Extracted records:
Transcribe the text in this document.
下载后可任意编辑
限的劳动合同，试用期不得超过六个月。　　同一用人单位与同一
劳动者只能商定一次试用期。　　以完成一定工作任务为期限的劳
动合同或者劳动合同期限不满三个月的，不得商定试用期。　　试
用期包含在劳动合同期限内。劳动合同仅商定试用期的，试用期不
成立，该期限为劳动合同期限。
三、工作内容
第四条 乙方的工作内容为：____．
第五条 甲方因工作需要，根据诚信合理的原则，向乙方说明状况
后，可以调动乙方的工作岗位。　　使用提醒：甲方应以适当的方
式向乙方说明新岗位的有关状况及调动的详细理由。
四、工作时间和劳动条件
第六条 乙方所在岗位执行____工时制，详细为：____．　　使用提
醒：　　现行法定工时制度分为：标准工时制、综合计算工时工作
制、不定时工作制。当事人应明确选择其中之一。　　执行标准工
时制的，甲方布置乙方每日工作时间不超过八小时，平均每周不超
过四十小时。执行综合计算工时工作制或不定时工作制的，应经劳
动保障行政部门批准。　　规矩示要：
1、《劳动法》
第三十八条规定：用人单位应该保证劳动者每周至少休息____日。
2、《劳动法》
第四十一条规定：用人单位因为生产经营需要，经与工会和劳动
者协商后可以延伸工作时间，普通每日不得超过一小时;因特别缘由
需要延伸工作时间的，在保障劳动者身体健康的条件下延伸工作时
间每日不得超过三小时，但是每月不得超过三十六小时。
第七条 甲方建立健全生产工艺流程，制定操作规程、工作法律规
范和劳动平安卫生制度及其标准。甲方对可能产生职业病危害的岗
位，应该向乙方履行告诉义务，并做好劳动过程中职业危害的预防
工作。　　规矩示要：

--

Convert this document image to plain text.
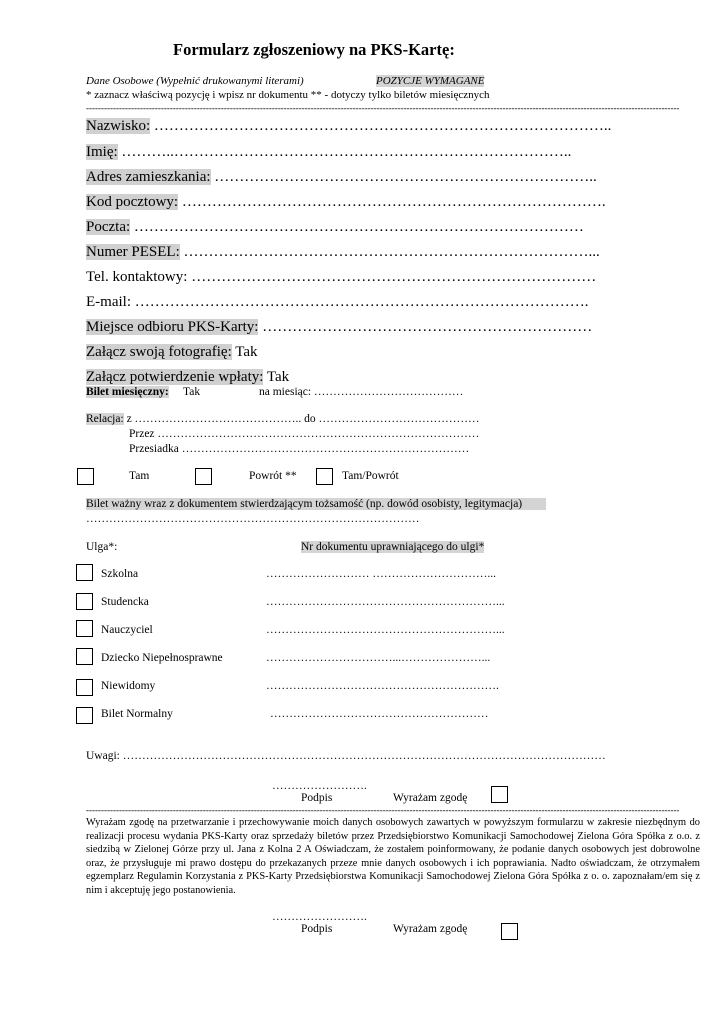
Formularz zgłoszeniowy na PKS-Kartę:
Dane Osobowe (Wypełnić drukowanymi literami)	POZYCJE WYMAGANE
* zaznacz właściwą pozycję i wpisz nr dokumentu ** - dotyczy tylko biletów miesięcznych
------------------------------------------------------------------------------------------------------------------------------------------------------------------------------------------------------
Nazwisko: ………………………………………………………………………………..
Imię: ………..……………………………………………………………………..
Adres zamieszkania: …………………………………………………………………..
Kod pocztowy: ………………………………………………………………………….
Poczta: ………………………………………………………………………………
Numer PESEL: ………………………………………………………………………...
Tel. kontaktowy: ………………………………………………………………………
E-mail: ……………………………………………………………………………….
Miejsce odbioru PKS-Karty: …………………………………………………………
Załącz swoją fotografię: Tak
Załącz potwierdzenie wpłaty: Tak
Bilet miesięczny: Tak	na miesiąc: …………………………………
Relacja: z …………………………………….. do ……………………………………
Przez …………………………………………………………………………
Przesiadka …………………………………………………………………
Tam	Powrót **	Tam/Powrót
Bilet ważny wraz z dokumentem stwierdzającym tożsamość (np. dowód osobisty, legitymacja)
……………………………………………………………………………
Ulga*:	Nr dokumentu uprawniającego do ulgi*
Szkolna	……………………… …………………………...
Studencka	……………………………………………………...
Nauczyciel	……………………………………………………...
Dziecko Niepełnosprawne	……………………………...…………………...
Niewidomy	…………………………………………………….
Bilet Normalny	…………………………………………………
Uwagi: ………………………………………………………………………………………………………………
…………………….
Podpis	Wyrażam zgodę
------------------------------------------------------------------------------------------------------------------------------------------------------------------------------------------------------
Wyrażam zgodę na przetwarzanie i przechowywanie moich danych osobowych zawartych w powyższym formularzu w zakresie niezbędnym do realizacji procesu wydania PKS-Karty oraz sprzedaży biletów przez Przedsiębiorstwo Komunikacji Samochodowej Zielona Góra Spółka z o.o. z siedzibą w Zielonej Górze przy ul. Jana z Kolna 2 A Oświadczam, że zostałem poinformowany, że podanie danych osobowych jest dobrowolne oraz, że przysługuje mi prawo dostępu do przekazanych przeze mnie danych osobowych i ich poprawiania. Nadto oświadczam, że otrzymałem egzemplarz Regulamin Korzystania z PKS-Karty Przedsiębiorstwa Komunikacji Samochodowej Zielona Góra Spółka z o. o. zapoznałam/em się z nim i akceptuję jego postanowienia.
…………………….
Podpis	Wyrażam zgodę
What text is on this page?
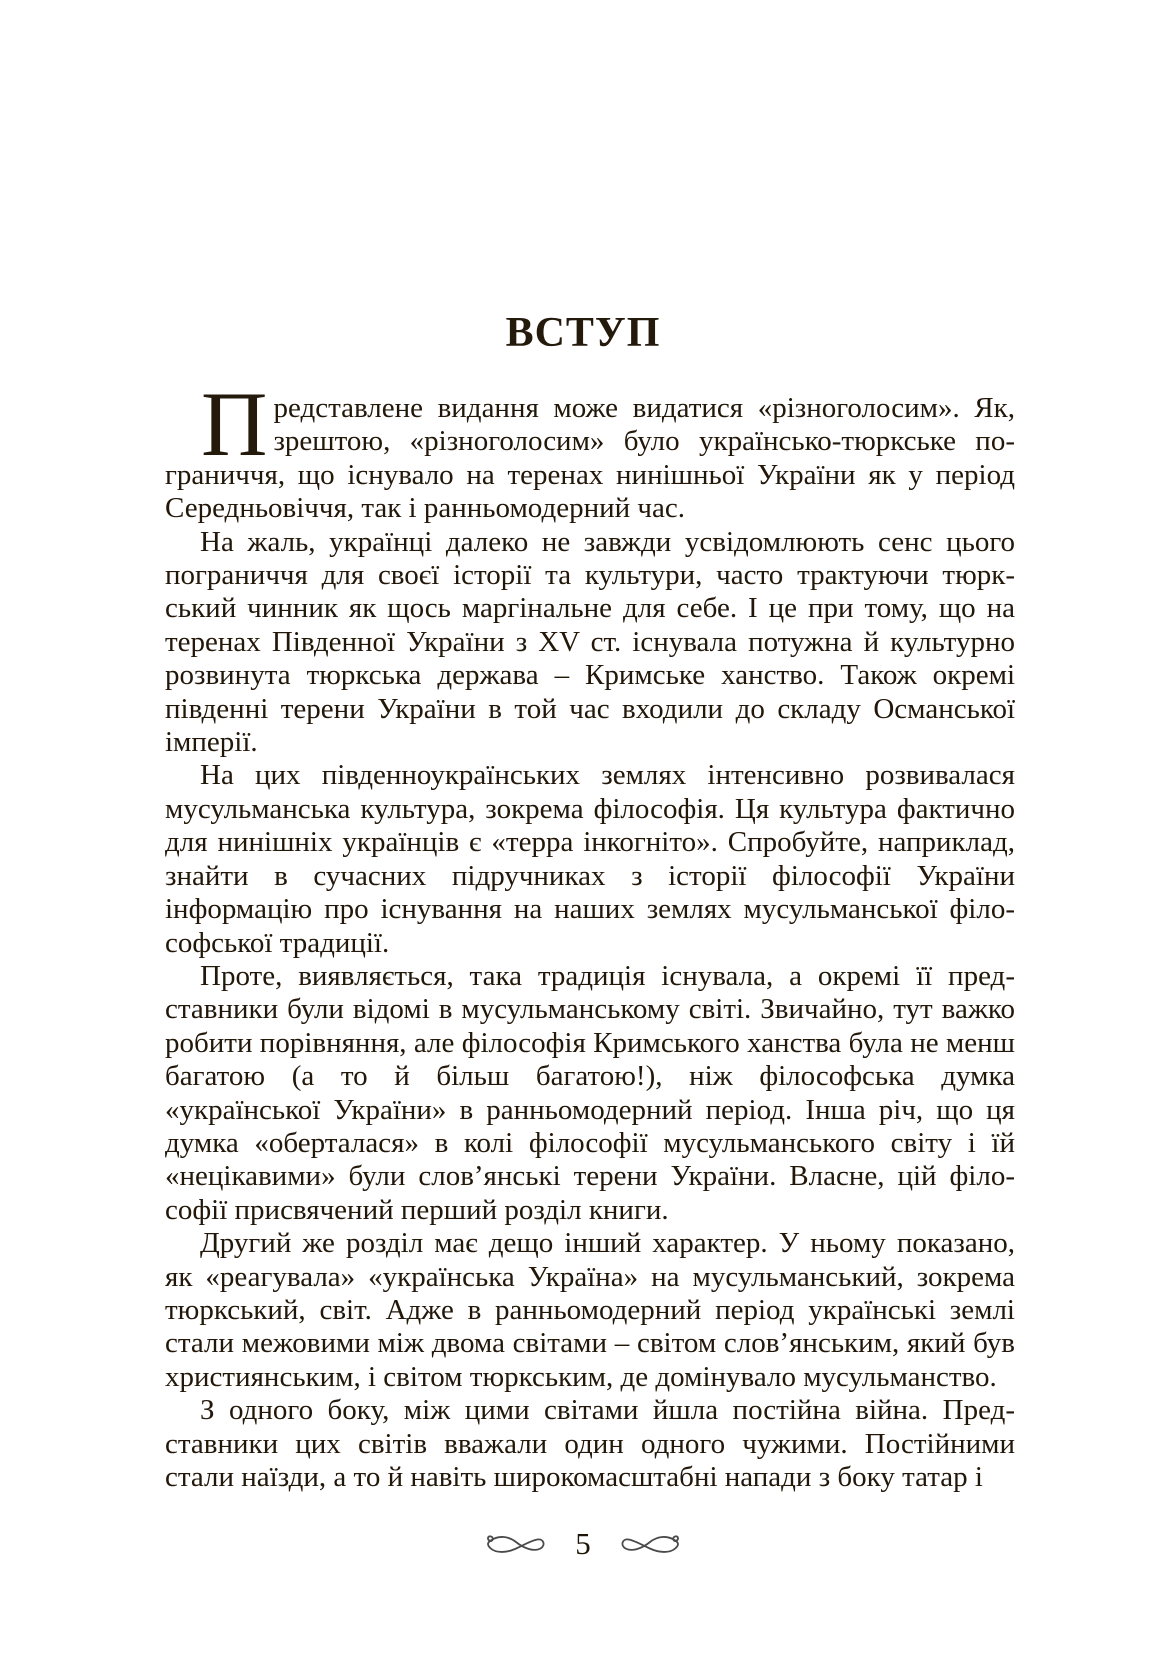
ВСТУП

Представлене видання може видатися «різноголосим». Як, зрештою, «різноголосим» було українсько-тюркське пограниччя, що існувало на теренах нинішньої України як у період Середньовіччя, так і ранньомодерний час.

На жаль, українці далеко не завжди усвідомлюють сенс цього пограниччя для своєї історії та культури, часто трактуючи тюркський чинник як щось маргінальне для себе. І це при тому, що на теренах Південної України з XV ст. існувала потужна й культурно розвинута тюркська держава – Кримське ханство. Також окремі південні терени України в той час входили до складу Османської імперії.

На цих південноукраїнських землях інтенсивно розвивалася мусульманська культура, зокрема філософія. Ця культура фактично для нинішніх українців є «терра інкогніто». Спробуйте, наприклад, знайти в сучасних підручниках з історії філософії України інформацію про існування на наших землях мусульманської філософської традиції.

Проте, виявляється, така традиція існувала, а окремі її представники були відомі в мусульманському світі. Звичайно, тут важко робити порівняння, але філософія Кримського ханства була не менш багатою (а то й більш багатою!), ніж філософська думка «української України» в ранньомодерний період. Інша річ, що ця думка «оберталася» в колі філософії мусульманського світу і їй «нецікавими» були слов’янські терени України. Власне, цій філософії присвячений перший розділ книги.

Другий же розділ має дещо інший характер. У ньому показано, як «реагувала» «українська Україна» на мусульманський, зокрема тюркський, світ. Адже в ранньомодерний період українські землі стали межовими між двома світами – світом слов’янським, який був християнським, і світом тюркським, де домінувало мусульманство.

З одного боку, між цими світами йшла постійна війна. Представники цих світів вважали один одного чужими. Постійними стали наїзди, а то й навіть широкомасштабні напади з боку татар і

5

==

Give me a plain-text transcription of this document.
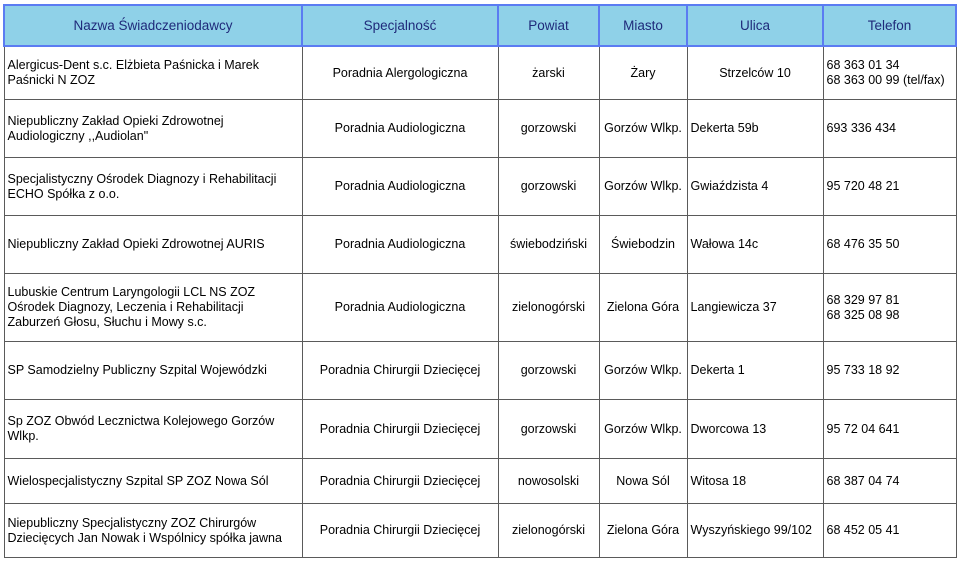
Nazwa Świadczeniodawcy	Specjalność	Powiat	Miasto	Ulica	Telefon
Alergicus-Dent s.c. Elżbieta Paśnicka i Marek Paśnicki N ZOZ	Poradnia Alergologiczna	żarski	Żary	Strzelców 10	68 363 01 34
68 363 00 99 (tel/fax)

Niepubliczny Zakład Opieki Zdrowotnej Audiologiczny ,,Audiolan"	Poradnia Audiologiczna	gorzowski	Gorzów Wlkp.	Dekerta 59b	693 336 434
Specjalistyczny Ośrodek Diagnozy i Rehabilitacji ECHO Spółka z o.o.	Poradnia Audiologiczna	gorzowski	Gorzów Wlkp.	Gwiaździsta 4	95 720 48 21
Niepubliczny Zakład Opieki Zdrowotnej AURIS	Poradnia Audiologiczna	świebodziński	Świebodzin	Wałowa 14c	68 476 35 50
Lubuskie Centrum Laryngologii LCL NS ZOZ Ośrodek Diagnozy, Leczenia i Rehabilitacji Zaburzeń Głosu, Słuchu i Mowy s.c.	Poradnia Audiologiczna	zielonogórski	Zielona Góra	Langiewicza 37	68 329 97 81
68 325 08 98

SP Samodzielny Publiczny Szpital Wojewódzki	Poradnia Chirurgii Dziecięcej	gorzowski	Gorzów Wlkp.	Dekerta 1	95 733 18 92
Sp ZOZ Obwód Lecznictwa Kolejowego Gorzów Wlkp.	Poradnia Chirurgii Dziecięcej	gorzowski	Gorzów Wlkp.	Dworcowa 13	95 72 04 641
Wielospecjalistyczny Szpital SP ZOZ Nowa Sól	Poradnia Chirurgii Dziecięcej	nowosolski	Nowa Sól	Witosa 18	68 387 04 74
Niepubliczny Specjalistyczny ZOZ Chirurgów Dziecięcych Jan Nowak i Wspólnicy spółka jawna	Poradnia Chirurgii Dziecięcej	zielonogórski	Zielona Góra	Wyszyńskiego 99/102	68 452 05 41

What the task asks
Identify the lines that contain the string "тюркський", and copy every one of them.

Solution to the problem
На жаль, українці далеко не завжди усвідомлюють сенс цього пограниччя для своєї історії та культури, часто трактуючи тюркський чинник як щось маргінальне для себе. І це при тому, що на теренах Південної України з XV ст. існувала потужна й культурно розвинута тюркська держава – Кримське ханство. Також окремі південні терени України в той час входили до складу Османської імперії.
Другий же розділ має дещо інший характер. У ньому показано, як «реагувала» «українська Україна» на мусульманський, зокрема тюркський, світ. Адже в ранньомодерний період українські землі стали межовими між двома світами – світом слов’янським, який був християнським, і світом тюркським, де домінувало мусульманство.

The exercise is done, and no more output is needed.